- The request -
Copy the records below exactly, leaving out every picture.

- Extracted material -
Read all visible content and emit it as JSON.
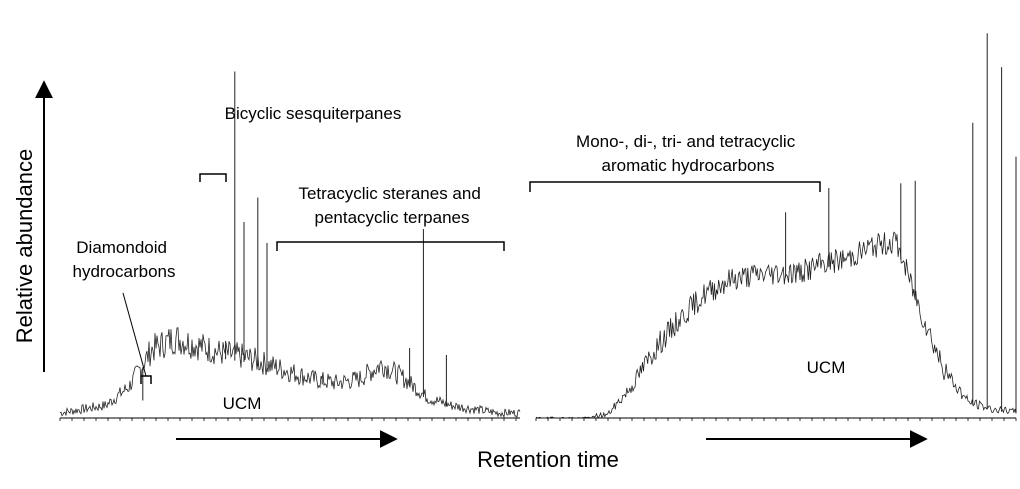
{
  "figure": {
    "y_axis_label": "Relative abundance",
    "x_axis_label": "Retention time"
  },
  "chart_data": [
    {
      "type": "line",
      "panel": "left",
      "description_labels": {
        "diamondoid": [
          "Diamondoid",
          "hydrocarbons"
        ],
        "bicyclic": [
          "Bicyclic sesquiterpanes"
        ],
        "steranes": [
          "Tetracyclic steranes and",
          "pentacyclic terpanes"
        ],
        "ucm": "UCM"
      },
      "retention_time": [
        0.0,
        0.05,
        0.1,
        0.15,
        0.2,
        0.25,
        0.3,
        0.35,
        0.4,
        0.45,
        0.5,
        0.55,
        0.6,
        0.65,
        0.7,
        0.75,
        0.8,
        0.85,
        0.9,
        0.95,
        1.0
      ],
      "baseline_abundance": [
        1,
        2,
        3,
        8,
        18,
        21,
        19,
        17,
        16,
        14,
        12,
        10,
        9,
        10,
        14,
        10,
        5,
        3,
        2,
        1,
        1
      ],
      "peaks": [
        {
          "x": 0.18,
          "y": 5
        },
        {
          "x": 0.38,
          "y": 99
        },
        {
          "x": 0.4,
          "y": 56
        },
        {
          "x": 0.43,
          "y": 63
        },
        {
          "x": 0.45,
          "y": 50
        },
        {
          "x": 0.36,
          "y": 22
        },
        {
          "x": 0.57,
          "y": 12
        },
        {
          "x": 0.76,
          "y": 20
        },
        {
          "x": 0.79,
          "y": 54
        },
        {
          "x": 0.84,
          "y": 18
        }
      ]
    },
    {
      "type": "line",
      "panel": "right",
      "description_labels": {
        "aromatics": [
          "Mono-, di-, tri- and tetracyclic",
          "aromatic hydrocarbons"
        ],
        "ucm": "UCM"
      },
      "retention_time": [
        0.0,
        0.05,
        0.1,
        0.15,
        0.2,
        0.25,
        0.3,
        0.35,
        0.4,
        0.45,
        0.5,
        0.55,
        0.6,
        0.65,
        0.7,
        0.75,
        0.8,
        0.85,
        0.9,
        0.95,
        1.0
      ],
      "baseline_abundance": [
        0,
        0,
        0,
        1,
        12,
        27,
        39,
        49,
        55,
        57,
        58,
        58,
        62,
        64,
        69,
        71,
        43,
        18,
        6,
        3,
        2
      ],
      "peaks": [
        {
          "x": 0.52,
          "y": 85
        },
        {
          "x": 0.61,
          "y": 95
        },
        {
          "x": 0.79,
          "y": 98
        },
        {
          "x": 0.76,
          "y": 97
        },
        {
          "x": 0.91,
          "y": 122
        },
        {
          "x": 0.94,
          "y": 159
        },
        {
          "x": 0.97,
          "y": 145
        },
        {
          "x": 1.0,
          "y": 108
        }
      ]
    }
  ]
}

- Response -
Read all visible content and emit it as JSON.
{
  "figure": {
    "y_axis_label": "Relative abundance",
    "x_axis_label": "Retention time"
  },
  "chart_data": [
    {
      "type": "line",
      "panel": "left",
      "description_labels": {
        "diamondoid": [
          "Diamondoid",
          "hydrocarbons"
        ],
        "bicyclic": [
          "Bicyclic sesquiterpanes"
        ],
        "steranes": [
          "Tetracyclic steranes and",
          "pentacyclic terpanes"
        ],
        "ucm": "UCM"
      },
      "retention_time": [
        0.0,
        0.05,
        0.1,
        0.15,
        0.2,
        0.25,
        0.3,
        0.35,
        0.4,
        0.45,
        0.5,
        0.55,
        0.6,
        0.65,
        0.7,
        0.75,
        0.8,
        0.85,
        0.9,
        0.95,
        1.0
      ],
      "baseline_abundance": [
        1,
        2,
        3,
        8,
        18,
        21,
        19,
        17,
        16,
        14,
        12,
        10,
        9,
        10,
        14,
        10,
        5,
        3,
        2,
        1,
        1
      ],
      "peaks": [
        {
          "x": 0.18,
          "y": 5
        },
        {
          "x": 0.38,
          "y": 99
        },
        {
          "x": 0.4,
          "y": 56
        },
        {
          "x": 0.43,
          "y": 63
        },
        {
          "x": 0.45,
          "y": 50
        },
        {
          "x": 0.36,
          "y": 22
        },
        {
          "x": 0.57,
          "y": 12
        },
        {
          "x": 0.76,
          "y": 20
        },
        {
          "x": 0.79,
          "y": 54
        },
        {
          "x": 0.84,
          "y": 18
        }
      ]
    },
    {
      "type": "line",
      "panel": "right",
      "description_labels": {
        "aromatics": [
          "Mono-, di-, tri- and tetracyclic",
          "aromatic hydrocarbons"
        ],
        "ucm": "UCM"
      },
      "retention_time": [
        0.0,
        0.05,
        0.1,
        0.15,
        0.2,
        0.25,
        0.3,
        0.35,
        0.4,
        0.45,
        0.5,
        0.55,
        0.6,
        0.65,
        0.7,
        0.75,
        0.8,
        0.85,
        0.9,
        0.95,
        1.0
      ],
      "baseline_abundance": [
        0,
        0,
        0,
        1,
        12,
        27,
        39,
        49,
        55,
        57,
        58,
        58,
        62,
        64,
        69,
        71,
        43,
        18,
        6,
        3,
        2
      ],
      "peaks": [
        {
          "x": 0.52,
          "y": 85
        },
        {
          "x": 0.61,
          "y": 95
        },
        {
          "x": 0.79,
          "y": 98
        },
        {
          "x": 0.76,
          "y": 97
        },
        {
          "x": 0.91,
          "y": 122
        },
        {
          "x": 0.94,
          "y": 159
        },
        {
          "x": 0.97,
          "y": 145
        },
        {
          "x": 1.0,
          "y": 108
        }
      ]
    }
  ]
}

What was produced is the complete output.